PROVIDED INFORMATION:
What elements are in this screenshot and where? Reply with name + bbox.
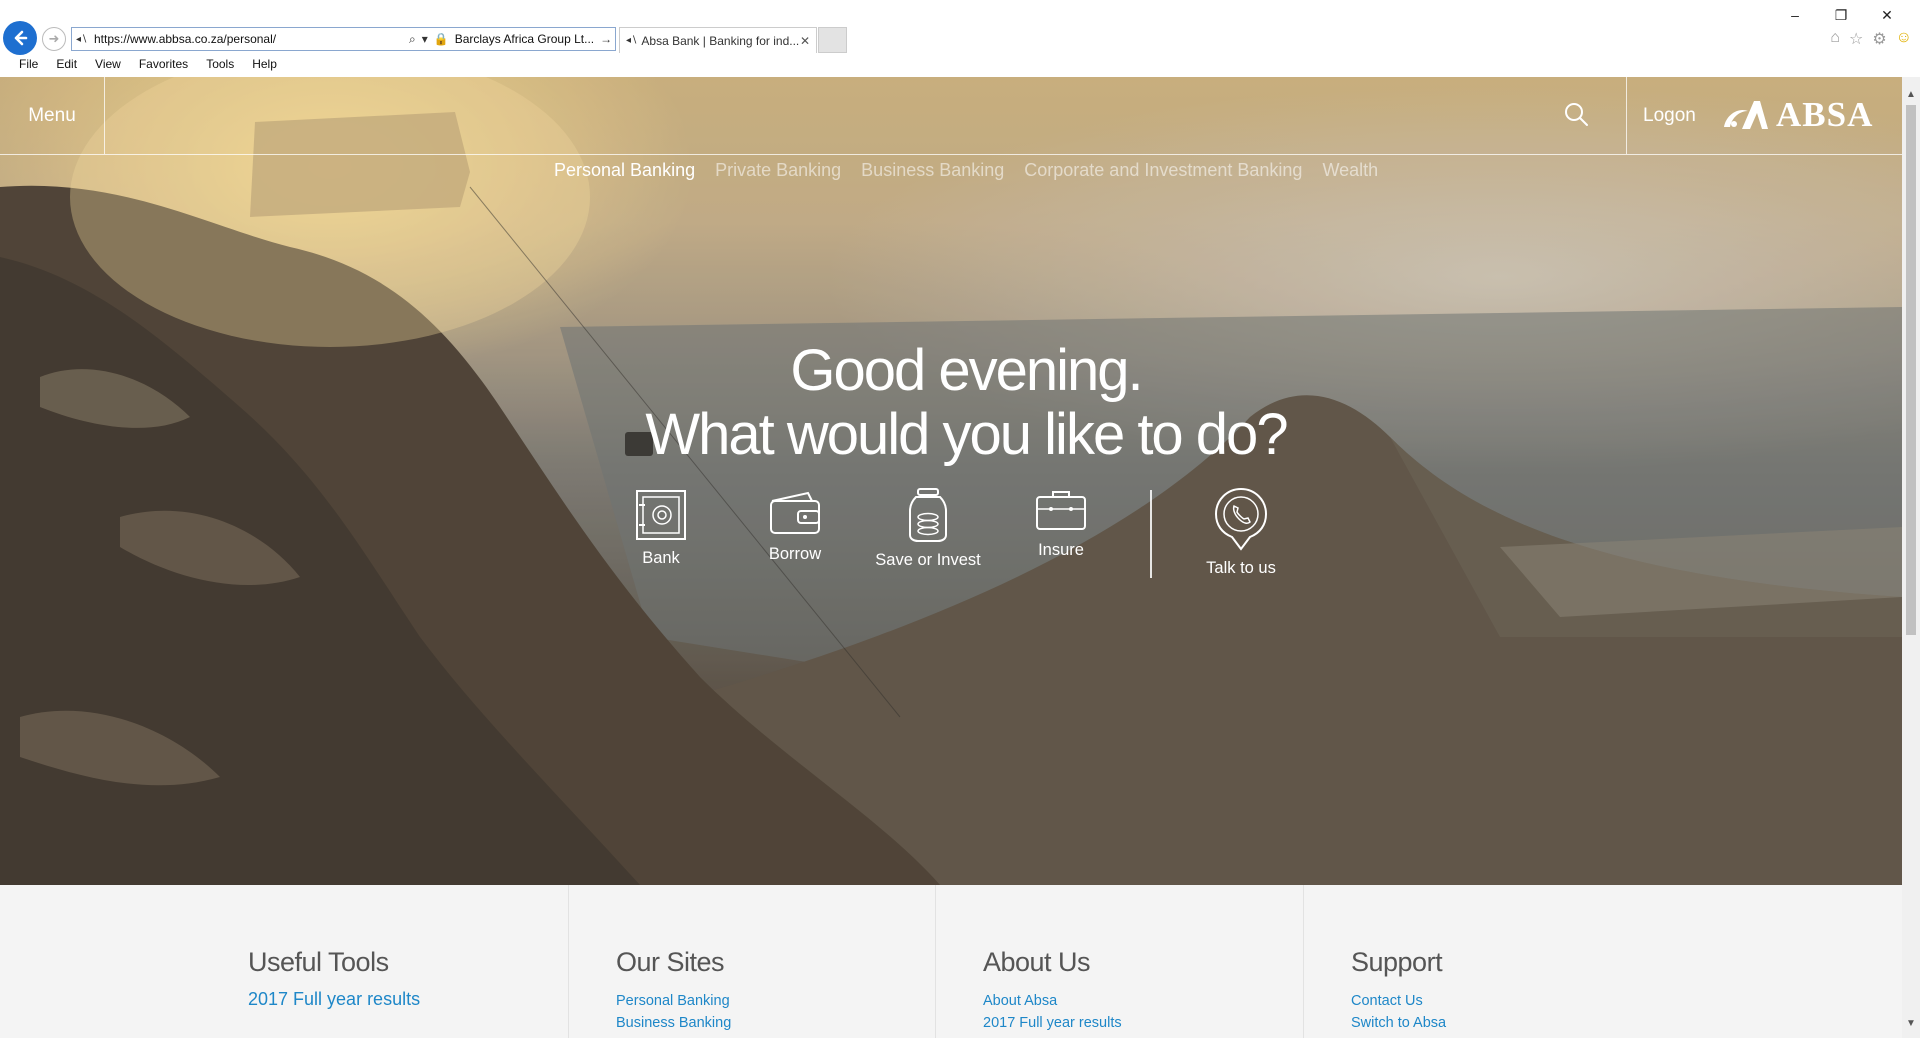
search-icon[interactable]: ⌕ bbox=[409, 32, 416, 47]
wallet-icon bbox=[770, 491, 820, 534]
action-talk-to-us[interactable]: Talk to us bbox=[1196, 487, 1286, 578]
footer-title-useful-tools: Useful Tools bbox=[248, 947, 389, 977]
absa-logo[interactable]: ABSA bbox=[1720, 95, 1873, 135]
absa-logo-text: ABSA bbox=[1776, 95, 1874, 134]
header-divider bbox=[1626, 77, 1627, 154]
absa-mark-icon bbox=[1724, 101, 1768, 129]
home-icon[interactable]: ⌂ bbox=[1830, 29, 1840, 49]
footer-title-support: Support bbox=[1351, 947, 1443, 977]
browser-chrome: – ❐ ✕ ➜ ◂∖ https://www.abbsa.co.za/perso… bbox=[0, 0, 1920, 77]
star-icon[interactable]: ☆ bbox=[1849, 29, 1863, 49]
menu-tools[interactable]: Tools bbox=[197, 55, 243, 76]
greeting: Good evening. What would you like to do? bbox=[0, 339, 1902, 467]
footer: Useful Tools 2017 Full year results Our … bbox=[0, 885, 1902, 1038]
scroll-down-icon[interactable]: ▼ bbox=[1902, 1014, 1920, 1032]
go-arrow-icon[interactable]: → bbox=[600, 32, 612, 46]
footer-link[interactable]: About Absa bbox=[983, 993, 1057, 1009]
window-controls: – ❐ ✕ bbox=[1772, 4, 1910, 26]
footer-title-about-us: About Us bbox=[983, 947, 1091, 977]
scroll-thumb[interactable] bbox=[1906, 105, 1916, 635]
action-bank-label: Bank bbox=[642, 549, 680, 567]
lock-icon: 🔒 bbox=[433, 32, 449, 46]
site-header: Menu Logon ABSA bbox=[0, 77, 1902, 155]
tab-close-icon[interactable]: ✕ bbox=[800, 34, 810, 48]
segment-business-banking[interactable]: Business Banking bbox=[861, 160, 1004, 181]
tab-title: Absa Bank | Banking for ind... bbox=[641, 33, 800, 48]
coin-jar-icon bbox=[909, 488, 947, 542]
minimize-button[interactable]: – bbox=[1772, 4, 1818, 26]
page-viewport: Menu Logon ABSA Personal Banking Private… bbox=[0, 77, 1902, 1038]
logon-button[interactable]: Logon bbox=[1643, 77, 1696, 154]
forward-button[interactable]: ➜ bbox=[42, 27, 66, 51]
browser-menubar: File Edit View Favorites Tools Help bbox=[0, 55, 286, 76]
dropdown-icon[interactable]: ▾ bbox=[422, 32, 428, 46]
menu-edit[interactable]: Edit bbox=[47, 55, 86, 76]
segment-wealth[interactable]: Wealth bbox=[1322, 160, 1378, 181]
footer-link[interactable]: Switch to Absa bbox=[1351, 1015, 1446, 1031]
absa-favicon-icon: ◂∖ bbox=[76, 33, 88, 45]
footer-link[interactable]: 2017 Full year results bbox=[983, 1015, 1122, 1031]
footer-link[interactable]: Personal Banking bbox=[616, 993, 730, 1009]
action-save-or-invest-label: Save or Invest bbox=[875, 551, 981, 569]
browser-tab[interactable]: ◂∖ Absa Bank | Banking for ind... ✕ bbox=[619, 27, 817, 53]
browser-toolbar-icons: ⌂ ☆ ⚙ ☺ bbox=[1830, 29, 1912, 49]
action-talk-to-us-label: Talk to us bbox=[1206, 559, 1276, 577]
action-borrow-label: Borrow bbox=[768, 545, 822, 563]
arrow-left-icon bbox=[14, 30, 28, 46]
new-tab-button[interactable] bbox=[818, 27, 847, 53]
greeting-line-2: What would you like to do? bbox=[645, 402, 1288, 467]
back-button[interactable] bbox=[3, 21, 37, 55]
action-insure[interactable]: Insure bbox=[1030, 489, 1092, 560]
greeting-line-1: Good evening. bbox=[790, 338, 1143, 403]
actions-divider bbox=[1150, 490, 1152, 578]
menu-help[interactable]: Help bbox=[243, 55, 286, 76]
footer-divider bbox=[935, 885, 936, 1038]
certificate-label[interactable]: Barclays Africa Group Lt... bbox=[455, 32, 594, 46]
smiley-icon[interactable]: ☺ bbox=[1896, 29, 1912, 49]
phone-pin-icon bbox=[1214, 487, 1268, 551]
menu-label: Menu bbox=[28, 104, 76, 126]
menu-favorites[interactable]: Favorites bbox=[130, 55, 197, 76]
address-bar[interactable]: ◂∖ https://www.abbsa.co.za/personal/ ⌕ ▾… bbox=[71, 27, 616, 51]
hero-section: Menu Logon ABSA Personal Banking Private… bbox=[0, 77, 1902, 885]
segment-private-banking[interactable]: Private Banking bbox=[715, 160, 841, 181]
search-icon bbox=[1565, 103, 1588, 126]
footer-divider bbox=[568, 885, 569, 1038]
logon-label: Logon bbox=[1643, 104, 1696, 126]
menu-view[interactable]: View bbox=[86, 55, 130, 76]
footer-title-our-sites: Our Sites bbox=[616, 947, 725, 977]
close-button[interactable]: ✕ bbox=[1864, 4, 1910, 26]
footer-divider bbox=[1303, 885, 1304, 1038]
absa-favicon-icon: ◂∖ bbox=[626, 35, 638, 46]
footer-link[interactable]: Contact Us bbox=[1351, 993, 1423, 1009]
briefcase-icon bbox=[1036, 491, 1086, 530]
search-button[interactable] bbox=[1560, 98, 1594, 132]
address-url[interactable]: https://www.abbsa.co.za/personal/ bbox=[94, 32, 409, 46]
segment-corporate-investment-banking[interactable]: Corporate and Investment Banking bbox=[1024, 160, 1302, 181]
scroll-up-icon[interactable]: ▲ bbox=[1902, 85, 1920, 103]
action-borrow[interactable]: Borrow bbox=[760, 489, 830, 564]
segment-personal-banking[interactable]: Personal Banking bbox=[554, 160, 695, 181]
safe-icon bbox=[636, 490, 686, 540]
page-scrollbar[interactable]: ▲ ▼ bbox=[1902, 77, 1920, 1038]
footer-link[interactable]: Business Banking bbox=[616, 1015, 731, 1031]
restore-button[interactable]: ❐ bbox=[1818, 4, 1864, 26]
arrow-right-icon: ➜ bbox=[48, 31, 60, 46]
footer-link[interactable]: 2017 Full year results bbox=[248, 989, 420, 1010]
action-insure-label: Insure bbox=[1038, 541, 1084, 559]
gear-icon[interactable]: ⚙ bbox=[1872, 29, 1886, 49]
hero-overlay bbox=[0, 77, 1902, 885]
action-bank[interactable]: Bank bbox=[630, 489, 692, 568]
menu-button[interactable]: Menu bbox=[0, 77, 105, 154]
menu-file[interactable]: File bbox=[0, 55, 47, 76]
action-save-or-invest[interactable]: Save or Invest bbox=[875, 487, 981, 570]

DO THIS: Copy every one of the records above verbatim, line for line, and leave the pictures out.

SOLVED PROBLEM:
What elements are in this screenshot and where? Reply with name + bbox.
search-icon[interactable]: ⌕ bbox=[409, 32, 416, 47]
wallet-icon bbox=[770, 491, 820, 534]
action-talk-to-us[interactable]: Talk to us bbox=[1196, 487, 1286, 578]
footer-title-useful-tools: Useful Tools bbox=[248, 947, 389, 977]
absa-logo[interactable]: ABSA bbox=[1720, 95, 1873, 135]
absa-logo-text: ABSA bbox=[1776, 95, 1874, 134]
header-divider bbox=[1626, 77, 1627, 154]
absa-mark-icon bbox=[1724, 101, 1768, 129]
home-icon[interactable]: ⌂ bbox=[1830, 29, 1840, 49]
footer-title-support: Support bbox=[1351, 947, 1443, 977]
browser-chrome: – ❐ ✕ ➜ ◂∖ https://www.abbsa.co.za/perso… bbox=[0, 0, 1920, 77]
star-icon[interactable]: ☆ bbox=[1849, 29, 1863, 49]
menu-tools[interactable]: Tools bbox=[197, 55, 243, 76]
greeting: Good evening. What would you like to do? bbox=[0, 339, 1902, 467]
footer: Useful Tools 2017 Full year results Our … bbox=[0, 885, 1902, 1038]
scroll-down-icon[interactable]: ▼ bbox=[1902, 1014, 1920, 1032]
go-arrow-icon[interactable]: → bbox=[600, 32, 612, 46]
footer-link[interactable]: About Absa bbox=[983, 993, 1057, 1009]
window-controls: – ❐ ✕ bbox=[1772, 4, 1910, 26]
footer-title-about-us: About Us bbox=[983, 947, 1091, 977]
scroll-thumb[interactable] bbox=[1906, 105, 1916, 635]
action-bank-label: Bank bbox=[642, 549, 680, 567]
lock-icon: 🔒 bbox=[433, 32, 449, 46]
site-header: Menu Logon ABSA bbox=[0, 77, 1902, 155]
tab-close-icon[interactable]: ✕ bbox=[800, 34, 810, 48]
segment-business-banking[interactable]: Business Banking bbox=[861, 160, 1004, 181]
tab-title: Absa Bank | Banking for ind... bbox=[641, 33, 800, 48]
coin-jar-icon bbox=[909, 488, 947, 542]
minimize-button[interactable]: – bbox=[1772, 4, 1818, 26]
page-viewport: Menu Logon ABSA Personal Banking Private… bbox=[0, 77, 1902, 1038]
logon-button[interactable]: Logon bbox=[1643, 77, 1696, 154]
forward-button[interactable]: ➜ bbox=[42, 27, 66, 51]
browser-menubar: File Edit View Favorites Tools Help bbox=[0, 55, 286, 76]
dropdown-icon[interactable]: ▾ bbox=[422, 32, 428, 46]
menu-edit[interactable]: Edit bbox=[47, 55, 86, 76]
segment-wealth[interactable]: Wealth bbox=[1322, 160, 1378, 181]
footer-link[interactable]: Switch to Absa bbox=[1351, 1015, 1446, 1031]
absa-favicon-icon: ◂∖ bbox=[76, 33, 88, 45]
footer-link[interactable]: 2017 Full year results bbox=[983, 1015, 1122, 1031]
footer-link[interactable]: Personal Banking bbox=[616, 993, 730, 1009]
action-save-or-invest-label: Save or Invest bbox=[875, 551, 981, 569]
browser-tab[interactable]: ◂∖ Absa Bank | Banking for ind... ✕ bbox=[619, 27, 817, 53]
browser-toolbar-icons: ⌂ ☆ ⚙ ☺ bbox=[1830, 29, 1912, 49]
action-talk-to-us-label: Talk to us bbox=[1206, 559, 1276, 577]
action-borrow-label: Borrow bbox=[768, 545, 822, 563]
arrow-left-icon bbox=[14, 30, 28, 46]
new-tab-button[interactable] bbox=[818, 27, 847, 53]
greeting-line-2: What would you like to do? bbox=[645, 402, 1288, 467]
back-button[interactable] bbox=[3, 21, 37, 55]
action-insure[interactable]: Insure bbox=[1030, 489, 1092, 560]
greeting-line-1: Good evening. bbox=[790, 338, 1143, 403]
actions-divider bbox=[1150, 490, 1152, 578]
menu-help[interactable]: Help bbox=[243, 55, 286, 76]
footer-divider bbox=[935, 885, 936, 1038]
certificate-label[interactable]: Barclays Africa Group Lt... bbox=[455, 32, 594, 46]
smiley-icon[interactable]: ☺ bbox=[1896, 29, 1912, 49]
phone-pin-icon bbox=[1214, 487, 1268, 551]
menu-label: Menu bbox=[28, 104, 76, 126]
menu-favorites[interactable]: Favorites bbox=[130, 55, 197, 76]
address-bar[interactable]: ◂∖ https://www.abbsa.co.za/personal/ ⌕ ▾… bbox=[71, 27, 616, 51]
hero-section: Menu Logon ABSA Personal Banking Private… bbox=[0, 77, 1902, 885]
segment-private-banking[interactable]: Private Banking bbox=[715, 160, 841, 181]
search-icon bbox=[1565, 103, 1588, 126]
footer-divider bbox=[568, 885, 569, 1038]
logon-label: Logon bbox=[1643, 104, 1696, 126]
menu-view[interactable]: View bbox=[86, 55, 130, 76]
footer-title-our-sites: Our Sites bbox=[616, 947, 725, 977]
close-button[interactable]: ✕ bbox=[1864, 4, 1910, 26]
footer-divider bbox=[1303, 885, 1304, 1038]
absa-favicon-icon: ◂∖ bbox=[626, 35, 638, 46]
footer-link[interactable]: Contact Us bbox=[1351, 993, 1423, 1009]
briefcase-icon bbox=[1036, 491, 1086, 530]
search-button[interactable] bbox=[1560, 98, 1594, 132]
address-url[interactable]: https://www.abbsa.co.za/personal/ bbox=[94, 32, 409, 46]
segment-corporate-investment-banking[interactable]: Corporate and Investment Banking bbox=[1024, 160, 1302, 181]
scroll-up-icon[interactable]: ▲ bbox=[1902, 85, 1920, 103]
action-borrow[interactable]: Borrow bbox=[760, 489, 830, 564]
segment-personal-banking[interactable]: Personal Banking bbox=[554, 160, 695, 181]
safe-icon bbox=[636, 490, 686, 540]
page-scrollbar[interactable]: ▲ ▼ bbox=[1902, 77, 1920, 1038]
footer-link[interactable]: Business Banking bbox=[616, 1015, 731, 1031]
restore-button[interactable]: ❐ bbox=[1818, 4, 1864, 26]
arrow-right-icon: ➜ bbox=[48, 31, 60, 46]
footer-link[interactable]: 2017 Full year results bbox=[248, 989, 420, 1010]
action-insure-label: Insure bbox=[1038, 541, 1084, 559]
gear-icon[interactable]: ⚙ bbox=[1872, 29, 1886, 49]
hero-overlay bbox=[0, 77, 1902, 885]
action-bank[interactable]: Bank bbox=[630, 489, 692, 568]
menu-button[interactable]: Menu bbox=[0, 77, 105, 154]
menu-file[interactable]: File bbox=[0, 55, 47, 76]
action-save-or-invest[interactable]: Save or Invest bbox=[875, 487, 981, 570]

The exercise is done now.